- The problem -
Copy out every hashtag in the blog text below.

- Document text -
Content starts

The second picture is what Nolan has been drooling over. She said no more wheat funny enough, she takes mandazi’s, she says she doesn’t like them hot . Am just asking but is maandazi not wheat ? She has also been thinking of intermittent fasting . I would not fast for my body, babe, let’s fire up and blow, I’d rather do it for my soul 😪. So today we was out on evening runs, we just started today, not more than one mile and she wanted to walk back! She has this great body, nice hips,better butt than mine but she also got a belly to support her, to stand in for the upper part of her body, her “thorax” I mean.

I would not advice her to give up but I would advice her to give in, into all the exercises, be committed, don’t get tired, I was actually thinking of doing squats, she said they enhance some part of the body, I know you know it. But am too lazy,so dearest Nolan, you come too far, 4 weeks! of not eating what you like

#Quarantine body, #tummy trimming, # Cousin goals. She has this stuck up in our bedroom everywhere 😂🤦‍♀️

Turns out am not good at encouraging people in relation with food, come on, I can’t possibly tell you to stop eating eating what you like, I’ll just end up laughing at you.

I know all of us have different body types but what would you have Nolan do?

N.O👣☯

_Jammed002

It’s around 10.am now, it’s raining so loud I can barely hear my heart beat inside my chest. Try to visualize it. I’ve been jamming on some breakup song “Naogopa-Rayvanny” since the genesis of CoViD-19. Try listening to it sometime later, I was even thinking of adding some new lines I felt he left out. The rain stops for a minute, two minutes, then it comes back stronger than before. I can actually relate to the break it took, the rain I mean. It was all too much that it had to break from it just for a while. My emotions have lately been raining hard on me. Big heart like my mama’s, I love like my pops’, I forgive like my sister, I care like my brother and get weird like my lil’ sister. Buh what do I really do like me?  Finding myself is the hardest task I been tryna complete lately. I don’t know if you already found you but when you do, be proud of yourself, it’s not something easy. Brooke says “Give yourself time”. I have lately been giving it to people who I thought needed me round, needed my time, buh I think I offered enough of it, they found something better, someone worth theirs . It’s ok not to be ok, it’s ok to be immune to hurt, it’s ok it is always ok. Once when I was still a kid, I was like 12, mum was making lunch and we had disagreed on something I didn’t like. So, she sent me to get some kales from “mama Mary”. We had not gone to church that Sunday and with all the drama from home, I decided that day I was gon leave, go and never come back, be alone, forget I had a family.

Content ends

- Information -
Content starts

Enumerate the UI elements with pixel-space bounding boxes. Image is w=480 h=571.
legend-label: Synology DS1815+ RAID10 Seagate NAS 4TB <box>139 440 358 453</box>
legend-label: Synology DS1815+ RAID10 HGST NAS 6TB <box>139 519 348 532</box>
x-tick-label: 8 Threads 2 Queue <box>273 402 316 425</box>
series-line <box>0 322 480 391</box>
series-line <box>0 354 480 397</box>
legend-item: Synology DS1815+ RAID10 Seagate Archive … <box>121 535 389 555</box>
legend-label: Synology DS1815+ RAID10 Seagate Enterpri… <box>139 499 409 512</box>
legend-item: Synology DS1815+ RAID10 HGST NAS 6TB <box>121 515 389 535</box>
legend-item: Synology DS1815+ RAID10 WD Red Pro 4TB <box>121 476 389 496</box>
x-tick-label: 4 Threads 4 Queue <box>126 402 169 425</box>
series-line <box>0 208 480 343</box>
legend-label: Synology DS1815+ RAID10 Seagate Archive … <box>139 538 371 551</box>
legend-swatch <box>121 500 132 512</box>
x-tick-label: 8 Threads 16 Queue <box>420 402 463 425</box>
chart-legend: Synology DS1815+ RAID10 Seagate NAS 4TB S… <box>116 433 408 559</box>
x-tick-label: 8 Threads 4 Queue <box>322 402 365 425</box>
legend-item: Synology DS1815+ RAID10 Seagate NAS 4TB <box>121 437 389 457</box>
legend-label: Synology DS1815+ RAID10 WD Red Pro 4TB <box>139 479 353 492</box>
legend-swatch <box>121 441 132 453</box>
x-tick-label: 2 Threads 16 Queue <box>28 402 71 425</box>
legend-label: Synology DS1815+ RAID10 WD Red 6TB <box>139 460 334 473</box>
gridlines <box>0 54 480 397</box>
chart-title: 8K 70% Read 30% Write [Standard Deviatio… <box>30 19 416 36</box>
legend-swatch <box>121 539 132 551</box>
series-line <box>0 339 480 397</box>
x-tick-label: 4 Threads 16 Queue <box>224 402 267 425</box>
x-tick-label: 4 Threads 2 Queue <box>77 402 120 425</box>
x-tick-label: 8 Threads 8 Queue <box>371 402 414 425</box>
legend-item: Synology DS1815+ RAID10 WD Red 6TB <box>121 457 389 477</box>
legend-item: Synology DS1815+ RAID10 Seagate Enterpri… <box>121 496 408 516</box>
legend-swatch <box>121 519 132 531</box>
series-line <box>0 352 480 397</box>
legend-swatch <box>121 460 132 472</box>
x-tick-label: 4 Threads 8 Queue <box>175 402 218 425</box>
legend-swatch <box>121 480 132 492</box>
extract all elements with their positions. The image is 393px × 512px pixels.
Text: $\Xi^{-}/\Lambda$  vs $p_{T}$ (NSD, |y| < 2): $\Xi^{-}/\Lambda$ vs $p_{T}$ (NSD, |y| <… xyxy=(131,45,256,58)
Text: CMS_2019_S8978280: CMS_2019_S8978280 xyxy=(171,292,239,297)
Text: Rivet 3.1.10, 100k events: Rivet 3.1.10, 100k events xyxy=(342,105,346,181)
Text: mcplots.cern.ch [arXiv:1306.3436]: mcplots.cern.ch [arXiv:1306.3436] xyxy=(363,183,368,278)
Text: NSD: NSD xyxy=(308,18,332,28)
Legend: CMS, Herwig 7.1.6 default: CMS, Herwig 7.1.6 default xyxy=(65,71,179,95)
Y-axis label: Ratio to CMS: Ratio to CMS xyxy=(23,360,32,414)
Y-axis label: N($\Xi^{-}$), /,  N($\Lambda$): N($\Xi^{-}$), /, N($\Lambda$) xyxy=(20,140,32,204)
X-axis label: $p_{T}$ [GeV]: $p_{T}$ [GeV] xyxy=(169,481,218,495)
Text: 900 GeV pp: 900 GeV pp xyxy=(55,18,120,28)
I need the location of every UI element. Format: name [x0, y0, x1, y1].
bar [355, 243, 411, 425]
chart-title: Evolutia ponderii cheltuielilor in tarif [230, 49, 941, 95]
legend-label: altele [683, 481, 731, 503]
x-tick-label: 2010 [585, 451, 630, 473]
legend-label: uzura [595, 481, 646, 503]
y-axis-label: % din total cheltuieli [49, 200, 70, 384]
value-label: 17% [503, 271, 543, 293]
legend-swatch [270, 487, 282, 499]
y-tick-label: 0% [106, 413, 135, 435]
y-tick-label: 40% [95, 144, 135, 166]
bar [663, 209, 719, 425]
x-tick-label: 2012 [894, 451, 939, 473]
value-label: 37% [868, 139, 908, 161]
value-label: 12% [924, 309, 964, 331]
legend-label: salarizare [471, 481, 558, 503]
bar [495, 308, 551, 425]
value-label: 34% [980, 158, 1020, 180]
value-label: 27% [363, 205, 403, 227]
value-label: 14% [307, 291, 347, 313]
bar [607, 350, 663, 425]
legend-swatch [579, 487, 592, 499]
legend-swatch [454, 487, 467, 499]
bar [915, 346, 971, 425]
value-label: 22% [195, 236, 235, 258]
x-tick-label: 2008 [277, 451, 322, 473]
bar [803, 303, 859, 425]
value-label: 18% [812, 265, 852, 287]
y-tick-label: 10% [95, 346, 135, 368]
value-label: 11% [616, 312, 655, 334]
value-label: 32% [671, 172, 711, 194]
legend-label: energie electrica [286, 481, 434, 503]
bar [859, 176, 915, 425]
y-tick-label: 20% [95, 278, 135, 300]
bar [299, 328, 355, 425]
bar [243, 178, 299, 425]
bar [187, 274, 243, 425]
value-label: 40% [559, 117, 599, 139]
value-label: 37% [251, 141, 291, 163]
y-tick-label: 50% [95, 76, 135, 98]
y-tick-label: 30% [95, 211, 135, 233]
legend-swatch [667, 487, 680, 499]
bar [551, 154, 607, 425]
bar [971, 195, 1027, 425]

Content ends

- Your response -
#Quarantine body
#tummy trimming
# Cousin goals